┌──

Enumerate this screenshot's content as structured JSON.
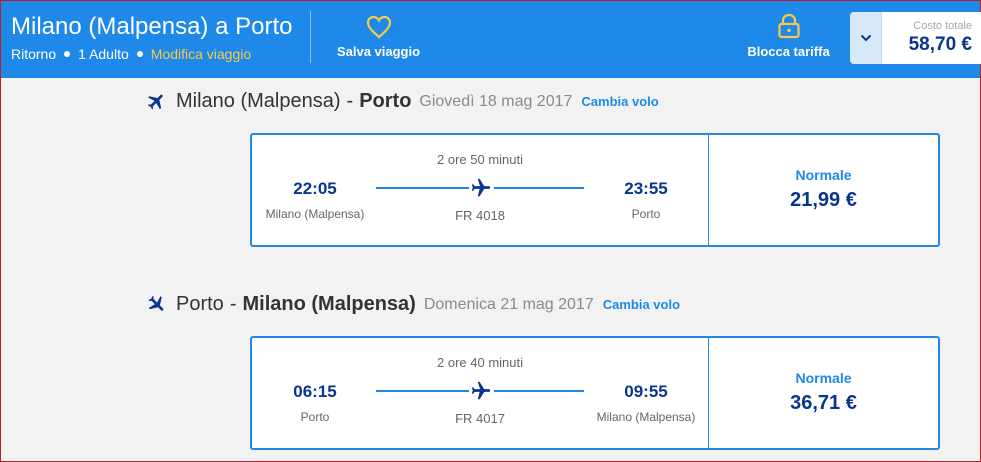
{
  "header": {
    "title": "Milano (Malpensa) a Porto",
    "trip_type": "Ritorno",
    "passengers": "1 Adulto",
    "modify_label": "Modifica viaggio",
    "save_label": "Salva viaggio",
    "lock_label": "Blocca tariffa",
    "cost_label": "Costo totale",
    "cost_value": "58,70 €"
  },
  "flights": [
    {
      "from": "Milano (Malpensa)",
      "to": "Porto",
      "date": "Giovedì 18 mag 2017",
      "change_label": "Cambia volo",
      "duration": "2 ore 50 minuti",
      "dep_time": "22:05",
      "dep_place": "Milano (Malpensa)",
      "arr_time": "23:55",
      "arr_place": "Porto",
      "flight_no": "FR 4018",
      "fare_type": "Normale",
      "price": "21,99 €"
    },
    {
      "from": "Porto",
      "to": "Milano (Malpensa)",
      "date": "Domenica 21 mag 2017",
      "change_label": "Cambia volo",
      "duration": "2 ore 40 minuti",
      "dep_time": "06:15",
      "dep_place": "Porto",
      "arr_time": "09:55",
      "arr_place": "Milano (Malpensa)",
      "flight_no": "FR 4017",
      "fare_type": "Normale",
      "price": "36,71 €"
    }
  ],
  "colors": {
    "header_bg": "#1e89e8",
    "accent_yellow": "#f7c94b",
    "navy": "#073590",
    "card_border": "#1e89e8"
  },
  "icons": {
    "save": "heart-icon",
    "lock": "lock-icon",
    "toggle": "chevron-down-icon",
    "plane": "plane-icon"
  }
}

└──

* GOAL *
Each record must be quoted in full and exactly. Do not include the pictures.

* SOLUTION BELOW *
Enumerate this screenshot's content as structured JSON.
{
  "header": {
    "title": "Milano (Malpensa) a Porto",
    "trip_type": "Ritorno",
    "passengers": "1 Adulto",
    "modify_label": "Modifica viaggio",
    "save_label": "Salva viaggio",
    "lock_label": "Blocca tariffa",
    "cost_label": "Costo totale",
    "cost_value": "58,70 €"
  },
  "flights": [
    {
      "from": "Milano (Malpensa)",
      "to": "Porto",
      "date": "Giovedì 18 mag 2017",
      "change_label": "Cambia volo",
      "duration": "2 ore 50 minuti",
      "dep_time": "22:05",
      "dep_place": "Milano (Malpensa)",
      "arr_time": "23:55",
      "arr_place": "Porto",
      "flight_no": "FR 4018",
      "fare_type": "Normale",
      "price": "21,99 €"
    },
    {
      "from": "Porto",
      "to": "Milano (Malpensa)",
      "date": "Domenica 21 mag 2017",
      "change_label": "Cambia volo",
      "duration": "2 ore 40 minuti",
      "dep_time": "06:15",
      "dep_place": "Porto",
      "arr_time": "09:55",
      "arr_place": "Milano (Malpensa)",
      "flight_no": "FR 4017",
      "fare_type": "Normale",
      "price": "36,71 €"
    }
  ],
  "colors": {
    "header_bg": "#1e89e8",
    "accent_yellow": "#f7c94b",
    "navy": "#073590",
    "card_border": "#1e89e8"
  },
  "icons": {
    "save": "heart-icon",
    "lock": "lock-icon",
    "toggle": "chevron-down-icon",
    "plane": "plane-icon"
  }
}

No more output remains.